## Element placement data
>>>>

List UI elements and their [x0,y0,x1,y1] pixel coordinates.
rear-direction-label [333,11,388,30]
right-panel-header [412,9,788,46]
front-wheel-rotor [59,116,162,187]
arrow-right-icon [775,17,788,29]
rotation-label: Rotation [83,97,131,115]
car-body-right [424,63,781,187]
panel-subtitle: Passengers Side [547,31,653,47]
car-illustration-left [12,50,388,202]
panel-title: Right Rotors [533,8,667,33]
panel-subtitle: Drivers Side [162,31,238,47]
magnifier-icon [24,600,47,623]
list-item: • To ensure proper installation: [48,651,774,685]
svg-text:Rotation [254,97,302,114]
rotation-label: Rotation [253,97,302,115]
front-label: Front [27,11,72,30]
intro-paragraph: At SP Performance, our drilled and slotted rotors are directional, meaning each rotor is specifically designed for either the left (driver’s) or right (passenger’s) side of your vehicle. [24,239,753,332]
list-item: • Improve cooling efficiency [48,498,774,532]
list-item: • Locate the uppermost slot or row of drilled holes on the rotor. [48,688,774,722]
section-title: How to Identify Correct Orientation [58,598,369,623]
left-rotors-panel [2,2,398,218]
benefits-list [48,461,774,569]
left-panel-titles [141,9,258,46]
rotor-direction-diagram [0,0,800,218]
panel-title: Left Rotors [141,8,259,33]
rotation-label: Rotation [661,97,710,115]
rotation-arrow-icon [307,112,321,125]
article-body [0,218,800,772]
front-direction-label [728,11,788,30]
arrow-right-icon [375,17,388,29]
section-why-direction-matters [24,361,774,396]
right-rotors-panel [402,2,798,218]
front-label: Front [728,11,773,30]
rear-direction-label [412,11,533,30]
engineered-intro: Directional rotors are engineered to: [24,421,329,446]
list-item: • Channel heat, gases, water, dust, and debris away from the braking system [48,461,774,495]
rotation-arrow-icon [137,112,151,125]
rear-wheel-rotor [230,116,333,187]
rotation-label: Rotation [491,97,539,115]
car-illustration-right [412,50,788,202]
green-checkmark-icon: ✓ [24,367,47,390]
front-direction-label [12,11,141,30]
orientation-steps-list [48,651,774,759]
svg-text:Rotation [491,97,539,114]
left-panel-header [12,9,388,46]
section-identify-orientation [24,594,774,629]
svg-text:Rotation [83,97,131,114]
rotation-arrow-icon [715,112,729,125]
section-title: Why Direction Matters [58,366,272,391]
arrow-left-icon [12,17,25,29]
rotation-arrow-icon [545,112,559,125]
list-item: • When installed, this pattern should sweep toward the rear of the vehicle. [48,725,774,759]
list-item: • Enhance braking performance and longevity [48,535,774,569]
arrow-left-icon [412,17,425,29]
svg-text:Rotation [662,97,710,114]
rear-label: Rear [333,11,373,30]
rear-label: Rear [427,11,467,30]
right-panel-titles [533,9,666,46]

<<<<

## GIVEN REQUEST
Edit the listing so that each "rotation-arrow-icon" reads "spin-arrow-icon", leaving every other line and character unchanged.

## ANSWER FOR THE TASK
List UI elements and their [x0,y0,x1,y1] pixel coordinates.
rear-direction-label [333,11,388,30]
right-panel-header [412,9,788,46]
front-wheel-rotor [59,116,162,187]
arrow-right-icon [775,17,788,29]
rotation-label: Rotation [83,97,131,115]
car-body-right [424,63,781,187]
panel-subtitle: Passengers Side [547,31,653,47]
car-illustration-left [12,50,388,202]
panel-title: Right Rotors [533,8,667,33]
panel-subtitle: Drivers Side [162,31,238,47]
magnifier-icon [24,600,47,623]
list-item: • To ensure proper installation: [48,651,774,685]
svg-text:Rotation [254,97,302,114]
rotation-label: Rotation [253,97,302,115]
front-label: Front [27,11,72,30]
intro-paragraph: At SP Performance, our drilled and slotted rotors are directional, meaning each rotor is specifically designed for either the left (driver’s) or right (passenger’s) side of your vehicle. [24,239,753,332]
list-item: • Improve cooling efficiency [48,498,774,532]
list-item: • Locate the uppermost slot or row of drilled holes on the rotor. [48,688,774,722]
section-title: How to Identify Correct Orientation [58,598,369,623]
left-rotors-panel [2,2,398,218]
benefits-list [48,461,774,569]
left-panel-titles [141,9,258,46]
rotor-direction-diagram [0,0,800,218]
panel-title: Left Rotors [141,8,259,33]
rotation-label: Rotation [661,97,710,115]
spin-arrow-icon [307,112,321,125]
article-body [0,218,800,772]
front-direction-label [728,11,788,30]
arrow-right-icon [375,17,388,29]
section-why-direction-matters [24,361,774,396]
right-rotors-panel [402,2,798,218]
front-label: Front [728,11,773,30]
rear-direction-label [412,11,533,30]
engineered-intro: Directional rotors are engineered to: [24,421,329,446]
list-item: • Channel heat, gases, water, dust, and debris away from the braking system [48,461,774,495]
spin-arrow-icon [137,112,151,125]
rear-wheel-rotor [230,116,333,187]
rotation-label: Rotation [491,97,539,115]
car-illustration-right [412,50,788,202]
green-checkmark-icon: ✓ [24,367,47,390]
front-direction-label [12,11,141,30]
orientation-steps-list [48,651,774,759]
svg-text:Rotation [491,97,539,114]
left-panel-header [12,9,388,46]
section-identify-orientation [24,594,774,629]
svg-text:Rotation [83,97,131,114]
spin-arrow-icon [715,112,729,125]
section-title: Why Direction Matters [58,366,272,391]
arrow-left-icon [12,17,25,29]
spin-arrow-icon [545,112,559,125]
list-item: • When installed, this pattern should sweep toward the rear of the vehicle. [48,725,774,759]
list-item: • Enhance braking performance and longevity [48,535,774,569]
arrow-left-icon [412,17,425,29]
svg-text:Rotation [662,97,710,114]
rear-label: Rear [333,11,373,30]
rear-label: Rear [427,11,467,30]
right-panel-titles [533,9,666,46]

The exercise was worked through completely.